— start Records shown —
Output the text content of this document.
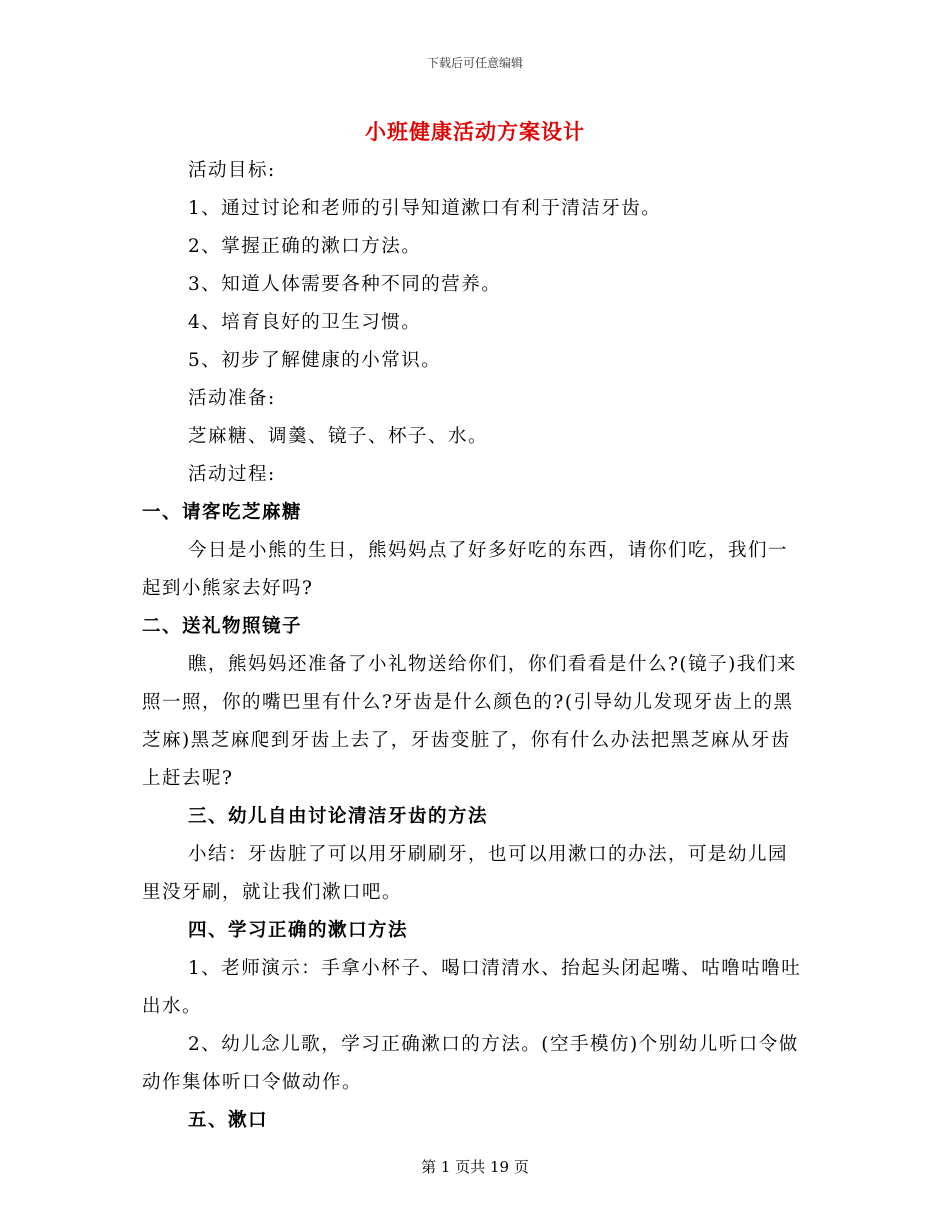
下载后可任意编辑
小班健康活动方案设计

活动目标:

1、通过讨论和老师的引导知道漱口有利于清洁牙齿。

2、掌握正确的漱口方法。

3、知道人体需要各种不同的营养。

4、培育良好的卫生习惯。

5、初步了解健康的小常识。

活动准备:

芝麻糖、调羹、镜子、杯子、水。

活动过程:

一、请客吃芝麻糖

今日是小熊的生日，熊妈妈点了好多好吃的东西，请你们吃，我们一起到小熊家去好吗?

二、送礼物照镜子

瞧，熊妈妈还准备了小礼物送给你们，你们看看是什么?(镜子)我们来照一照，你的嘴巴里有什么?牙齿是什么颜色的?(引导幼儿发现牙齿上的黑芝麻)黑芝麻爬到牙齿上去了，牙齿变脏了，你有什么办法把黑芝麻从牙齿上赶去呢?

三、幼儿自由讨论清洁牙齿的方法

小结：牙齿脏了可以用牙刷刷牙，也可以用漱口的办法，可是幼儿园里没牙刷，就让我们漱口吧。

四、学习正确的漱口方法

1、老师演示：手拿小杯子、喝口清清水、抬起头闭起嘴、咕噜咕噜吐出水。

2、幼儿念儿歌，学习正确漱口的方法。(空手模仿)个别幼儿听口令做动作集体听口令做动作。

五、漱口

第 1 页共 19 页
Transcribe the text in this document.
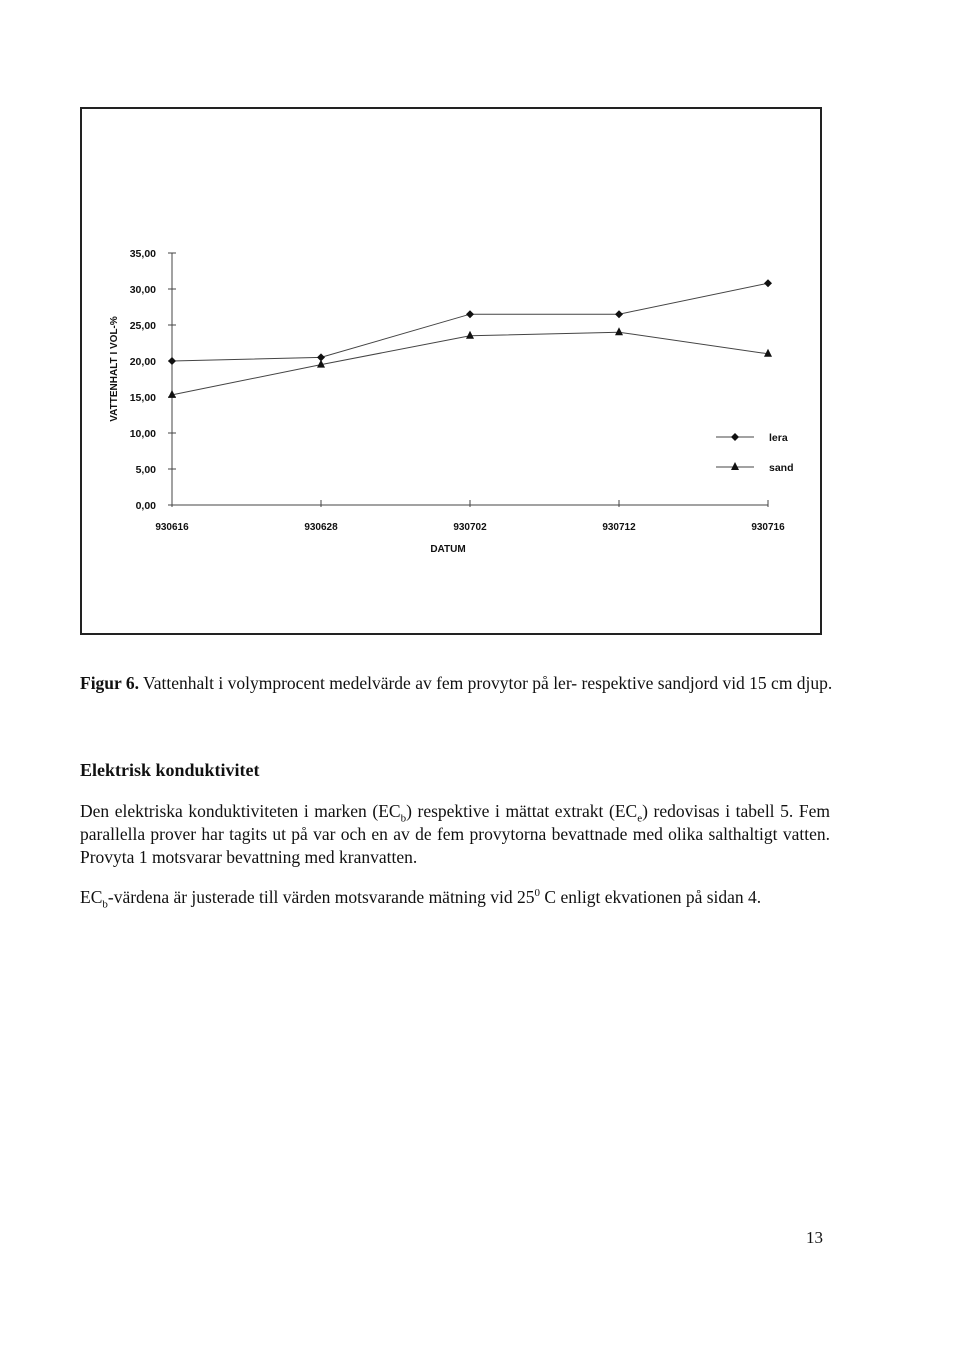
0,00
5,00
10,00
15,00
20,00
25,00
30,00
35,00
930616	930628	930702	930712	930716
DATUM
VATTENHALT I VOL-%
lera
sand
Figur 6. Vattenhalt i volymprocent medelvärde av fem provytor på ler- respektive sandjord vid 15 cm djup.
Elektrisk konduktivitet
Den elektriska konduktiviteten i marken $(EC_b)$ respektive i mättat extrakt $(EC_e)$ redovisas i tabell 5. Fem parallella prover har tagits ut på var och en av de fem provytorna bevattnade med olika salthaltigt vatten. Provyta 1 motsvarar bevattning med kranvatten.
$EC_b$-värdena är justerade till värden motsvarande mätning vid $25^0$ C enligt ekvationen på sidan 4.
13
— end Records shown —
(Instructions to follow): Quote the data above in full and without alteration; skip the pictures.

(Response):
Output the text content of this document.
下载后可任意编辑
小班健康活动方案设计

活动目标:

1、通过讨论和老师的引导知道漱口有利于清洁牙齿。

2、掌握正确的漱口方法。

3、知道人体需要各种不同的营养。

4、培育良好的卫生习惯。

5、初步了解健康的小常识。

活动准备:

芝麻糖、调羹、镜子、杯子、水。

活动过程:

一、请客吃芝麻糖

今日是小熊的生日，熊妈妈点了好多好吃的东西，请你们吃，我们一起到小熊家去好吗?

二、送礼物照镜子

瞧，熊妈妈还准备了小礼物送给你们，你们看看是什么?(镜子)我们来照一照，你的嘴巴里有什么?牙齿是什么颜色的?(引导幼儿发现牙齿上的黑芝麻)黑芝麻爬到牙齿上去了，牙齿变脏了，你有什么办法把黑芝麻从牙齿上赶去呢?

三、幼儿自由讨论清洁牙齿的方法

小结：牙齿脏了可以用牙刷刷牙，也可以用漱口的办法，可是幼儿园里没牙刷，就让我们漱口吧。

四、学习正确的漱口方法

1、老师演示：手拿小杯子、喝口清清水、抬起头闭起嘴、咕噜咕噜吐出水。

2、幼儿念儿歌，学习正确漱口的方法。(空手模仿)个别幼儿听口令做动作集体听口令做动作。

五、漱口

第 1 页共 19 页
Transcribe the text in this document.
0,00
5,00
10,00
15,00
20,00
25,00
30,00
35,00
930616	930628	930702	930712	930716
DATUM
VATTENHALT I VOL-%
lera
sand
Figur 6. Vattenhalt i volymprocent medelvärde av fem provytor på ler- respektive sandjord vid 15 cm djup.
Elektrisk konduktivitet
Den elektriska konduktiviteten i marken $(EC_b)$ respektive i mättat extrakt $(EC_e)$ redovisas i tabell 5. Fem parallella prover har tagits ut på var och en av de fem provytorna bevattnade med olika salthaltigt vatten. Provyta 1 motsvarar bevattning med kranvatten.
$EC_b$-värdena är justerade till värden motsvarande mätning vid $25^0$ C enligt ekvationen på sidan 4.
13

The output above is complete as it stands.